Task to complete:
Can you transcribe every line exactly and leave the pictures behind?

Data entries:
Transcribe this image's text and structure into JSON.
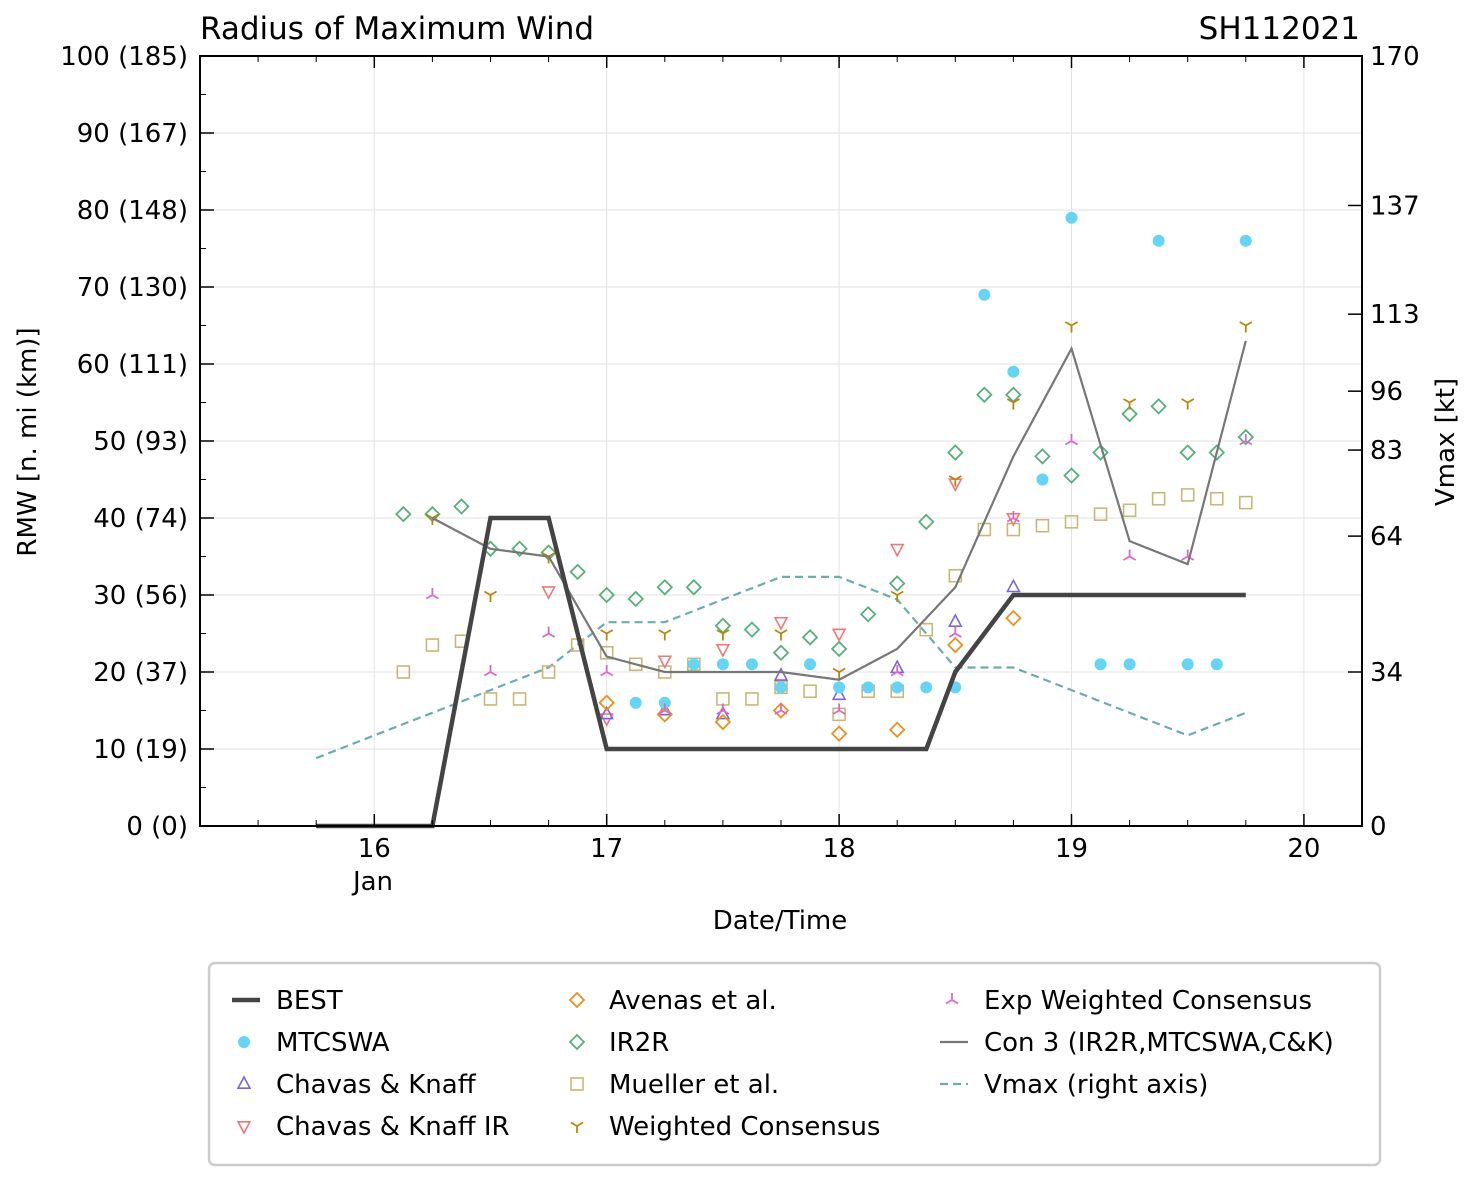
{
  "chart_data": {
    "type": "scatter",
    "title": "Radius of Maximum Wind",
    "storm_id": "SH112021",
    "xlabel": "Date/Time",
    "ylabel": "RMW [n. mi (km)]",
    "y2label": "Vmax [kt]",
    "xlim": [
      15.25,
      20.25
    ],
    "ylim": [
      0,
      100
    ],
    "y2lim": [
      0,
      170
    ],
    "x_ticks": [
      16,
      17,
      18,
      19,
      20
    ],
    "x_tick_labels": [
      "16",
      "17",
      "18",
      "19",
      "20"
    ],
    "x_sub_label": "Jan",
    "y_ticks": [
      0,
      10,
      20,
      30,
      40,
      50,
      60,
      70,
      80,
      90,
      100
    ],
    "y_tick_labels": [
      "0 (0)",
      "10 (19)",
      "20 (37)",
      "30 (56)",
      "40 (74)",
      "50 (93)",
      "60 (111)",
      "70 (130)",
      "80 (148)",
      "90 (167)",
      "100 (185)"
    ],
    "y2_ticks": [
      0,
      34,
      64,
      83,
      96,
      113,
      137,
      170
    ],
    "y2_tick_labels": [
      "0",
      "34",
      "64",
      "83",
      "96",
      "113",
      "137",
      "170"
    ],
    "grid": true,
    "legend_position": "below",
    "series": [
      {
        "name": "BEST",
        "style": "line",
        "color": "#444444",
        "x": [
          15.75,
          16.25,
          16.5,
          16.75,
          17.0,
          17.25,
          17.5,
          17.75,
          18.0,
          18.25,
          18.375,
          18.5,
          18.75,
          19.0,
          19.25,
          19.5,
          19.75
        ],
        "y": [
          0,
          0,
          40,
          40,
          10,
          10,
          10,
          10,
          10,
          10,
          10,
          20,
          30,
          30,
          30,
          30,
          30
        ]
      },
      {
        "name": "MTCSWA",
        "style": "circle",
        "color": "#66d4f5",
        "x": [
          17.125,
          17.25,
          17.375,
          17.5,
          17.625,
          17.75,
          17.875,
          18.0,
          18.125,
          18.25,
          18.375,
          18.5,
          18.625,
          18.75,
          18.875,
          19.0,
          19.125,
          19.25,
          19.375,
          19.5,
          19.625,
          19.75
        ],
        "y": [
          16,
          16,
          21,
          21,
          21,
          18,
          21,
          18,
          18,
          18,
          18,
          18,
          69,
          59,
          45,
          79,
          21,
          21,
          76,
          21,
          21,
          76
        ]
      },
      {
        "name": "Chavas & Knaff",
        "style": "tri-up",
        "color": "#7766dd",
        "x": [
          17.0,
          17.25,
          17.5,
          17.75,
          18.0,
          18.25,
          18.5,
          18.75
        ],
        "y": [
          14.5,
          15,
          14.5,
          19.5,
          17,
          20.5,
          26.5,
          31
        ]
      },
      {
        "name": "Chavas & Knaff IR",
        "style": "tri-down",
        "color": "#ee7777",
        "x": [
          16.75,
          17.0,
          17.25,
          17.5,
          17.75,
          18.0,
          18.25,
          18.5,
          18.75
        ],
        "y": [
          30.5,
          14,
          21.5,
          23,
          26.5,
          25,
          36,
          44.5,
          40
        ]
      },
      {
        "name": "Avenas et al.",
        "style": "diamond",
        "color": "#e8921e",
        "x": [
          17.0,
          17.25,
          17.5,
          17.75,
          18.0,
          18.25,
          18.5,
          18.75
        ],
        "y": [
          16,
          14.5,
          13.5,
          15,
          12,
          12.5,
          23.5,
          27
        ]
      },
      {
        "name": "IR2R",
        "style": "diamond",
        "color": "#55b07a",
        "x": [
          16.125,
          16.25,
          16.375,
          16.5,
          16.625,
          16.75,
          16.875,
          17.0,
          17.125,
          17.25,
          17.375,
          17.5,
          17.625,
          17.75,
          17.875,
          18.0,
          18.125,
          18.25,
          18.375,
          18.5,
          18.625,
          18.75,
          18.875,
          19.0,
          19.125,
          19.25,
          19.375,
          19.5,
          19.625,
          19.75
        ],
        "y": [
          40.5,
          40.5,
          41.5,
          36,
          36,
          35.5,
          33,
          30,
          29.5,
          31,
          31,
          26,
          25.5,
          22.5,
          24.5,
          23,
          27.5,
          31.5,
          39.5,
          48.5,
          56,
          56,
          48,
          45.5,
          48.5,
          53.5,
          54.5,
          48.5,
          48.5,
          50.5
        ]
      },
      {
        "name": "Mueller et al.",
        "style": "square",
        "color": "#c8b878",
        "x": [
          16.125,
          16.25,
          16.375,
          16.5,
          16.625,
          16.75,
          16.875,
          17.0,
          17.125,
          17.25,
          17.375,
          17.5,
          17.625,
          17.75,
          17.875,
          18.0,
          18.125,
          18.25,
          18.375,
          18.5,
          18.625,
          18.75,
          18.875,
          19.0,
          19.125,
          19.25,
          19.375,
          19.5,
          19.625,
          19.75
        ],
        "y": [
          20,
          23.5,
          24,
          16.5,
          16.5,
          20,
          23.5,
          22.5,
          21,
          20,
          21,
          16.5,
          16.5,
          18,
          17.5,
          14.5,
          17.5,
          17.5,
          25.5,
          32.5,
          38.5,
          38.5,
          39,
          39.5,
          40.5,
          41,
          42.5,
          43,
          42.5,
          42
        ]
      },
      {
        "name": "Weighted Consensus",
        "style": "tri-down-line",
        "color": "#b8860b",
        "x": [
          16.25,
          16.5,
          16.75,
          17.0,
          17.25,
          17.5,
          17.75,
          18.0,
          18.25,
          18.5,
          18.75,
          19.0,
          19.25,
          19.5,
          19.75
        ],
        "y": [
          40,
          30,
          35,
          25,
          25,
          25,
          25,
          20,
          30,
          45,
          55,
          65,
          55,
          55,
          65
        ]
      },
      {
        "name": "Exp Weighted Consensus",
        "style": "tri-up-line",
        "color": "#dd66cc",
        "x": [
          16.25,
          16.5,
          16.75,
          17.0,
          17.25,
          17.5,
          17.75,
          18.0,
          18.25,
          18.5,
          18.75,
          19.0,
          19.25,
          19.5,
          19.75
        ],
        "y": [
          30,
          20,
          25,
          20,
          15,
          15,
          15,
          15,
          20,
          25,
          40,
          50,
          35,
          35,
          50
        ]
      },
      {
        "name": "Con 3 (IR2R,MTCSWA,C&K)",
        "style": "line",
        "color": "#777777",
        "x": [
          16.25,
          16.5,
          16.75,
          17.0,
          17.25,
          17.5,
          17.75,
          18.0,
          18.25,
          18.5,
          18.75,
          19.0,
          19.25,
          19.5,
          19.75
        ],
        "y": [
          40,
          36,
          35,
          22,
          20,
          20,
          20,
          19,
          23,
          31,
          48,
          62,
          37,
          34,
          63
        ]
      },
      {
        "name": "Vmax (right axis)",
        "style": "dashed",
        "color": "#6aacaf",
        "axis": "right",
        "x": [
          15.75,
          16.0,
          16.25,
          16.5,
          16.75,
          17.0,
          17.25,
          17.5,
          17.75,
          18.0,
          18.25,
          18.5,
          18.75,
          19.0,
          19.25,
          19.5,
          19.75
        ],
        "y": [
          15,
          20,
          25,
          30,
          35,
          45,
          45,
          50,
          55,
          55,
          50,
          35,
          35,
          30,
          25,
          20,
          25
        ]
      }
    ]
  }
}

Reply:
Transcribe this image's text and structure into JSON.
{
  "chart_data": {
    "type": "scatter",
    "title": "Radius of Maximum Wind",
    "storm_id": "SH112021",
    "xlabel": "Date/Time",
    "ylabel": "RMW [n. mi (km)]",
    "y2label": "Vmax [kt]",
    "xlim": [
      15.25,
      20.25
    ],
    "ylim": [
      0,
      100
    ],
    "y2lim": [
      0,
      170
    ],
    "x_ticks": [
      16,
      17,
      18,
      19,
      20
    ],
    "x_tick_labels": [
      "16",
      "17",
      "18",
      "19",
      "20"
    ],
    "x_sub_label": "Jan",
    "y_ticks": [
      0,
      10,
      20,
      30,
      40,
      50,
      60,
      70,
      80,
      90,
      100
    ],
    "y_tick_labels": [
      "0 (0)",
      "10 (19)",
      "20 (37)",
      "30 (56)",
      "40 (74)",
      "50 (93)",
      "60 (111)",
      "70 (130)",
      "80 (148)",
      "90 (167)",
      "100 (185)"
    ],
    "y2_ticks": [
      0,
      34,
      64,
      83,
      96,
      113,
      137,
      170
    ],
    "y2_tick_labels": [
      "0",
      "34",
      "64",
      "83",
      "96",
      "113",
      "137",
      "170"
    ],
    "grid": true,
    "legend_position": "below",
    "series": [
      {
        "name": "BEST",
        "style": "line",
        "color": "#444444",
        "x": [
          15.75,
          16.25,
          16.5,
          16.75,
          17.0,
          17.25,
          17.5,
          17.75,
          18.0,
          18.25,
          18.375,
          18.5,
          18.75,
          19.0,
          19.25,
          19.5,
          19.75
        ],
        "y": [
          0,
          0,
          40,
          40,
          10,
          10,
          10,
          10,
          10,
          10,
          10,
          20,
          30,
          30,
          30,
          30,
          30
        ]
      },
      {
        "name": "MTCSWA",
        "style": "circle",
        "color": "#66d4f5",
        "x": [
          17.125,
          17.25,
          17.375,
          17.5,
          17.625,
          17.75,
          17.875,
          18.0,
          18.125,
          18.25,
          18.375,
          18.5,
          18.625,
          18.75,
          18.875,
          19.0,
          19.125,
          19.25,
          19.375,
          19.5,
          19.625,
          19.75
        ],
        "y": [
          16,
          16,
          21,
          21,
          21,
          18,
          21,
          18,
          18,
          18,
          18,
          18,
          69,
          59,
          45,
          79,
          21,
          21,
          76,
          21,
          21,
          76
        ]
      },
      {
        "name": "Chavas & Knaff",
        "style": "tri-up",
        "color": "#7766dd",
        "x": [
          17.0,
          17.25,
          17.5,
          17.75,
          18.0,
          18.25,
          18.5,
          18.75
        ],
        "y": [
          14.5,
          15,
          14.5,
          19.5,
          17,
          20.5,
          26.5,
          31
        ]
      },
      {
        "name": "Chavas & Knaff IR",
        "style": "tri-down",
        "color": "#ee7777",
        "x": [
          16.75,
          17.0,
          17.25,
          17.5,
          17.75,
          18.0,
          18.25,
          18.5,
          18.75
        ],
        "y": [
          30.5,
          14,
          21.5,
          23,
          26.5,
          25,
          36,
          44.5,
          40
        ]
      },
      {
        "name": "Avenas et al.",
        "style": "diamond",
        "color": "#e8921e",
        "x": [
          17.0,
          17.25,
          17.5,
          17.75,
          18.0,
          18.25,
          18.5,
          18.75
        ],
        "y": [
          16,
          14.5,
          13.5,
          15,
          12,
          12.5,
          23.5,
          27
        ]
      },
      {
        "name": "IR2R",
        "style": "diamond",
        "color": "#55b07a",
        "x": [
          16.125,
          16.25,
          16.375,
          16.5,
          16.625,
          16.75,
          16.875,
          17.0,
          17.125,
          17.25,
          17.375,
          17.5,
          17.625,
          17.75,
          17.875,
          18.0,
          18.125,
          18.25,
          18.375,
          18.5,
          18.625,
          18.75,
          18.875,
          19.0,
          19.125,
          19.25,
          19.375,
          19.5,
          19.625,
          19.75
        ],
        "y": [
          40.5,
          40.5,
          41.5,
          36,
          36,
          35.5,
          33,
          30,
          29.5,
          31,
          31,
          26,
          25.5,
          22.5,
          24.5,
          23,
          27.5,
          31.5,
          39.5,
          48.5,
          56,
          56,
          48,
          45.5,
          48.5,
          53.5,
          54.5,
          48.5,
          48.5,
          50.5
        ]
      },
      {
        "name": "Mueller et al.",
        "style": "square",
        "color": "#c8b878",
        "x": [
          16.125,
          16.25,
          16.375,
          16.5,
          16.625,
          16.75,
          16.875,
          17.0,
          17.125,
          17.25,
          17.375,
          17.5,
          17.625,
          17.75,
          17.875,
          18.0,
          18.125,
          18.25,
          18.375,
          18.5,
          18.625,
          18.75,
          18.875,
          19.0,
          19.125,
          19.25,
          19.375,
          19.5,
          19.625,
          19.75
        ],
        "y": [
          20,
          23.5,
          24,
          16.5,
          16.5,
          20,
          23.5,
          22.5,
          21,
          20,
          21,
          16.5,
          16.5,
          18,
          17.5,
          14.5,
          17.5,
          17.5,
          25.5,
          32.5,
          38.5,
          38.5,
          39,
          39.5,
          40.5,
          41,
          42.5,
          43,
          42.5,
          42
        ]
      },
      {
        "name": "Weighted Consensus",
        "style": "tri-down-line",
        "color": "#b8860b",
        "x": [
          16.25,
          16.5,
          16.75,
          17.0,
          17.25,
          17.5,
          17.75,
          18.0,
          18.25,
          18.5,
          18.75,
          19.0,
          19.25,
          19.5,
          19.75
        ],
        "y": [
          40,
          30,
          35,
          25,
          25,
          25,
          25,
          20,
          30,
          45,
          55,
          65,
          55,
          55,
          65
        ]
      },
      {
        "name": "Exp Weighted Consensus",
        "style": "tri-up-line",
        "color": "#dd66cc",
        "x": [
          16.25,
          16.5,
          16.75,
          17.0,
          17.25,
          17.5,
          17.75,
          18.0,
          18.25,
          18.5,
          18.75,
          19.0,
          19.25,
          19.5,
          19.75
        ],
        "y": [
          30,
          20,
          25,
          20,
          15,
          15,
          15,
          15,
          20,
          25,
          40,
          50,
          35,
          35,
          50
        ]
      },
      {
        "name": "Con 3 (IR2R,MTCSWA,C&K)",
        "style": "line",
        "color": "#777777",
        "x": [
          16.25,
          16.5,
          16.75,
          17.0,
          17.25,
          17.5,
          17.75,
          18.0,
          18.25,
          18.5,
          18.75,
          19.0,
          19.25,
          19.5,
          19.75
        ],
        "y": [
          40,
          36,
          35,
          22,
          20,
          20,
          20,
          19,
          23,
          31,
          48,
          62,
          37,
          34,
          63
        ]
      },
      {
        "name": "Vmax (right axis)",
        "style": "dashed",
        "color": "#6aacaf",
        "axis": "right",
        "x": [
          15.75,
          16.0,
          16.25,
          16.5,
          16.75,
          17.0,
          17.25,
          17.5,
          17.75,
          18.0,
          18.25,
          18.5,
          18.75,
          19.0,
          19.25,
          19.5,
          19.75
        ],
        "y": [
          15,
          20,
          25,
          30,
          35,
          45,
          45,
          50,
          55,
          55,
          50,
          35,
          35,
          30,
          25,
          20,
          25
        ]
      }
    ]
  }
}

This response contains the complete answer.